### DATASET CONTENT ###
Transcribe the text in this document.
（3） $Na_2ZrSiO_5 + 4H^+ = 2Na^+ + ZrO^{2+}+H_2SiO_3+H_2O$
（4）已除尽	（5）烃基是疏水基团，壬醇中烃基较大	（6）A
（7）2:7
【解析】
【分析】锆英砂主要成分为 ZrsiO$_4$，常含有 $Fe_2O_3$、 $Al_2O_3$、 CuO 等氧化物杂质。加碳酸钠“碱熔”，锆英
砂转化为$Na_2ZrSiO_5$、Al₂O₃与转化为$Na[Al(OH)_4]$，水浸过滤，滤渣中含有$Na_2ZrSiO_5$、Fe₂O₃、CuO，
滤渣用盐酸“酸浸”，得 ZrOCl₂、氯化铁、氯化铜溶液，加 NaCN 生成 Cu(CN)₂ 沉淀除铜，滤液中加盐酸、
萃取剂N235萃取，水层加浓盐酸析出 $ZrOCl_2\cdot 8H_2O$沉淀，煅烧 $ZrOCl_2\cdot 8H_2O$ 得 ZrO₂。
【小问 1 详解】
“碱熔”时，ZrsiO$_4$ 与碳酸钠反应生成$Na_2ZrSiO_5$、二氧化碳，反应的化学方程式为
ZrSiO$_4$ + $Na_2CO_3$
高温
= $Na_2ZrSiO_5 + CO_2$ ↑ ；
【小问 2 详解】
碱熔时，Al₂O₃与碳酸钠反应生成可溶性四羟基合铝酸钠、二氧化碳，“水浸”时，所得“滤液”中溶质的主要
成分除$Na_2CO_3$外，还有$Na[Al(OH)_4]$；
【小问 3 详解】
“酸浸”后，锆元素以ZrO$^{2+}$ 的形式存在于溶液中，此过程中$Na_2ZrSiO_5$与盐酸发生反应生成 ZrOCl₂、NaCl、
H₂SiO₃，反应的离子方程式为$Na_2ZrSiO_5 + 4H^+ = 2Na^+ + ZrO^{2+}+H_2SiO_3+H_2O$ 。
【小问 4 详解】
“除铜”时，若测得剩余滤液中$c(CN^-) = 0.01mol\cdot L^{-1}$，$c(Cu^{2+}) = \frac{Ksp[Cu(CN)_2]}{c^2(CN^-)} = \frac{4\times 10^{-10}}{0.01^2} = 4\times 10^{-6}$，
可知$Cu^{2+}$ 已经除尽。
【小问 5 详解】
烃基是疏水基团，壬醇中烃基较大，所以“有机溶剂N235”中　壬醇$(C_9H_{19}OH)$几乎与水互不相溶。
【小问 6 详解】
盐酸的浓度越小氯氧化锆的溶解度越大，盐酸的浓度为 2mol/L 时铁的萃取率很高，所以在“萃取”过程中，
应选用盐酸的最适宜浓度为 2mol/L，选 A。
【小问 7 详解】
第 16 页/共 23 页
###
WHAT NEEDS TO BE DONE: Please repeat all the records above exactly as they appear.

EXPECTED ANSWER:
Transcribe the text in this document.
（3） $Na_2ZrSiO_5 + 4H^+ = 2Na^+ + ZrO^{2+}+H_2SiO_3+H_2O$
（4）已除尽	（5）烃基是疏水基团，壬醇中烃基较大	（6）A
（7）2:7
【解析】
【分析】锆英砂主要成分为 ZrsiO$_4$，常含有 $Fe_2O_3$、 $Al_2O_3$、 CuO 等氧化物杂质。加碳酸钠“碱熔”，锆英
砂转化为$Na_2ZrSiO_5$、Al₂O₃与转化为$Na[Al(OH)_4]$，水浸过滤，滤渣中含有$Na_2ZrSiO_5$、Fe₂O₃、CuO，
滤渣用盐酸“酸浸”，得 ZrOCl₂、氯化铁、氯化铜溶液，加 NaCN 生成 Cu(CN)₂ 沉淀除铜，滤液中加盐酸、
萃取剂N235萃取，水层加浓盐酸析出 $ZrOCl_2\cdot 8H_2O$沉淀，煅烧 $ZrOCl_2\cdot 8H_2O$ 得 ZrO₂。
【小问 1 详解】
“碱熔”时，ZrsiO$_4$ 与碳酸钠反应生成$Na_2ZrSiO_5$、二氧化碳，反应的化学方程式为
ZrSiO$_4$ + $Na_2CO_3$
高温
= $Na_2ZrSiO_5 + CO_2$ ↑ ；
【小问 2 详解】
碱熔时，Al₂O₃与碳酸钠反应生成可溶性四羟基合铝酸钠、二氧化碳，“水浸”时，所得“滤液”中溶质的主要
成分除$Na_2CO_3$外，还有$Na[Al(OH)_4]$；
【小问 3 详解】
“酸浸”后，锆元素以ZrO$^{2+}$ 的形式存在于溶液中，此过程中$Na_2ZrSiO_5$与盐酸发生反应生成 ZrOCl₂、NaCl、
H₂SiO₃，反应的离子方程式为$Na_2ZrSiO_5 + 4H^+ = 2Na^+ + ZrO^{2+}+H_2SiO_3+H_2O$ 。
【小问 4 详解】
“除铜”时，若测得剩余滤液中$c(CN^-) = 0.01mol\cdot L^{-1}$，$c(Cu^{2+}) = \frac{Ksp[Cu(CN)_2]}{c^2(CN^-)} = \frac{4\times 10^{-10}}{0.01^2} = 4\times 10^{-6}$，
可知$Cu^{2+}$ 已经除尽。
【小问 5 详解】
烃基是疏水基团，壬醇中烃基较大，所以“有机溶剂N235”中　壬醇$(C_9H_{19}OH)$几乎与水互不相溶。
【小问 6 详解】
盐酸的浓度越小氯氧化锆的溶解度越大，盐酸的浓度为 2mol/L 时铁的萃取率很高，所以在“萃取”过程中，
应选用盐酸的最适宜浓度为 2mol/L，选 A。
【小问 7 详解】
第 16 页/共 23 页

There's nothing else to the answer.